Given exercise —
Extract each line from the entries below that has the string "crayon" in it.

Stored rows —
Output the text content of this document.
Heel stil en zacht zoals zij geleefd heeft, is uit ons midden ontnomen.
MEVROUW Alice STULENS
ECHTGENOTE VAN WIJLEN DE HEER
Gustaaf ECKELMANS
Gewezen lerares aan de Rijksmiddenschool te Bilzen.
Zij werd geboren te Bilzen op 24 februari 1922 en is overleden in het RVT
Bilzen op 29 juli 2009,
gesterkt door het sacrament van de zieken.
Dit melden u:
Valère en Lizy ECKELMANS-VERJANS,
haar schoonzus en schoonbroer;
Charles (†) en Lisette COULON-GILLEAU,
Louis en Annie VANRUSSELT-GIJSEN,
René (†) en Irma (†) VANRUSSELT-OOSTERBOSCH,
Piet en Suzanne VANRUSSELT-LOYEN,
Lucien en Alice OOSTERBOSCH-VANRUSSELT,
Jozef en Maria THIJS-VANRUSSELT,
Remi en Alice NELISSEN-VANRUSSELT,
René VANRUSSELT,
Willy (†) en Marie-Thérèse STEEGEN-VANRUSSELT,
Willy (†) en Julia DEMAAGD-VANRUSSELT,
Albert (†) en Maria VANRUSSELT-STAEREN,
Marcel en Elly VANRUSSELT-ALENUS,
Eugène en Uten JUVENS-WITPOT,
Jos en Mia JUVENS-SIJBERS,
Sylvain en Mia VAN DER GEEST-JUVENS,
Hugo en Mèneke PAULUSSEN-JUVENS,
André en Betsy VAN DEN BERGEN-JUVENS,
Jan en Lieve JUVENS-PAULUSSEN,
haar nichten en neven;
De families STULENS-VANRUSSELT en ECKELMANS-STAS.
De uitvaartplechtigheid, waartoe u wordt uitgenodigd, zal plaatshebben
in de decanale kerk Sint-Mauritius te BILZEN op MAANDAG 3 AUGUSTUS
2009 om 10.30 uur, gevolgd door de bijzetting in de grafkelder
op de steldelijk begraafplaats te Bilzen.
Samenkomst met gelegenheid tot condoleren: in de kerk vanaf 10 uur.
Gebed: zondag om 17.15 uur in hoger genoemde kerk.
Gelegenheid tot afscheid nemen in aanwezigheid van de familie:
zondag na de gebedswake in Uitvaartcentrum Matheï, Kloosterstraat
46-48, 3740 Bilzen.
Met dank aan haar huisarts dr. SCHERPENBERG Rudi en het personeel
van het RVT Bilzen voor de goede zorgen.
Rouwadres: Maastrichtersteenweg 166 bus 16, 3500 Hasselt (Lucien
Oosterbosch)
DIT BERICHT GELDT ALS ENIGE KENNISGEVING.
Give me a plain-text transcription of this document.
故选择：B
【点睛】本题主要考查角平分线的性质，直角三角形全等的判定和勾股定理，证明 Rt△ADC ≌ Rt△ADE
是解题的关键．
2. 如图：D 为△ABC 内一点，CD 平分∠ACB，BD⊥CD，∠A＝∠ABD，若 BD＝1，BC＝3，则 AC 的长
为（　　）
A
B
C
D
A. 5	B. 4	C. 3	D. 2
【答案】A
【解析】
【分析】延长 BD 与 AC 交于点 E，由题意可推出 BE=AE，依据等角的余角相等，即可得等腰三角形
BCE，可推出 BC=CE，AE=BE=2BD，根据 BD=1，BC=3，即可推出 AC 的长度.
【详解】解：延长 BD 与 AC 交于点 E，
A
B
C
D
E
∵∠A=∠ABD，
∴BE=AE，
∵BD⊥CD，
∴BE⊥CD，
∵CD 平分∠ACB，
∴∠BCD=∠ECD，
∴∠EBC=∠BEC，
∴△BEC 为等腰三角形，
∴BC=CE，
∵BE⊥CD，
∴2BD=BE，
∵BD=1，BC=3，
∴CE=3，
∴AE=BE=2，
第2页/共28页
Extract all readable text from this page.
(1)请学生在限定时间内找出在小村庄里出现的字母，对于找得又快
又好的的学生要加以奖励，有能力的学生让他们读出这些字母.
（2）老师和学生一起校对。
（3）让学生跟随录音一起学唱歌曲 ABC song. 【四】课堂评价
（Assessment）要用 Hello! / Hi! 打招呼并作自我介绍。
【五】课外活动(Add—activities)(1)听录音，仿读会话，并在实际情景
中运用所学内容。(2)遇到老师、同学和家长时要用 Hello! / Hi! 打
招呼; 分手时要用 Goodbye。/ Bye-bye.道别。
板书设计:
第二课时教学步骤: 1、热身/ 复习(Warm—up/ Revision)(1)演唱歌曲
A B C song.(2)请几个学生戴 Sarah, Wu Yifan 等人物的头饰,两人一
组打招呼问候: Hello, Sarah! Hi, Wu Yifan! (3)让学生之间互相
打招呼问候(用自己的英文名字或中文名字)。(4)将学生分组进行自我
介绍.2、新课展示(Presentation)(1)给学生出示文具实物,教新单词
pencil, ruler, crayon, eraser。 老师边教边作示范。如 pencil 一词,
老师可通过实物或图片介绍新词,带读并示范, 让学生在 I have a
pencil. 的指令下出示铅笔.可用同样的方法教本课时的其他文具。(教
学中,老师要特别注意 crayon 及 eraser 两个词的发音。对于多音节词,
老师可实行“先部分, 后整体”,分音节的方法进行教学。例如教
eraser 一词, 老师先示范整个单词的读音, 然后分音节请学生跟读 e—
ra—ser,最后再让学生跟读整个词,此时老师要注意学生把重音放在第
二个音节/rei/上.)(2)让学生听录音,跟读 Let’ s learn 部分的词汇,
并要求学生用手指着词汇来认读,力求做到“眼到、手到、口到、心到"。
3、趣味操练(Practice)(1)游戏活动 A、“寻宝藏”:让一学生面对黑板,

Complete response —
pencil, ruler, crayon, eraser。 老师边教边作示范。如 pencil 一词,
学中,老师要特别注意 crayon 及 eraser 两个词的发音。对于多音节词,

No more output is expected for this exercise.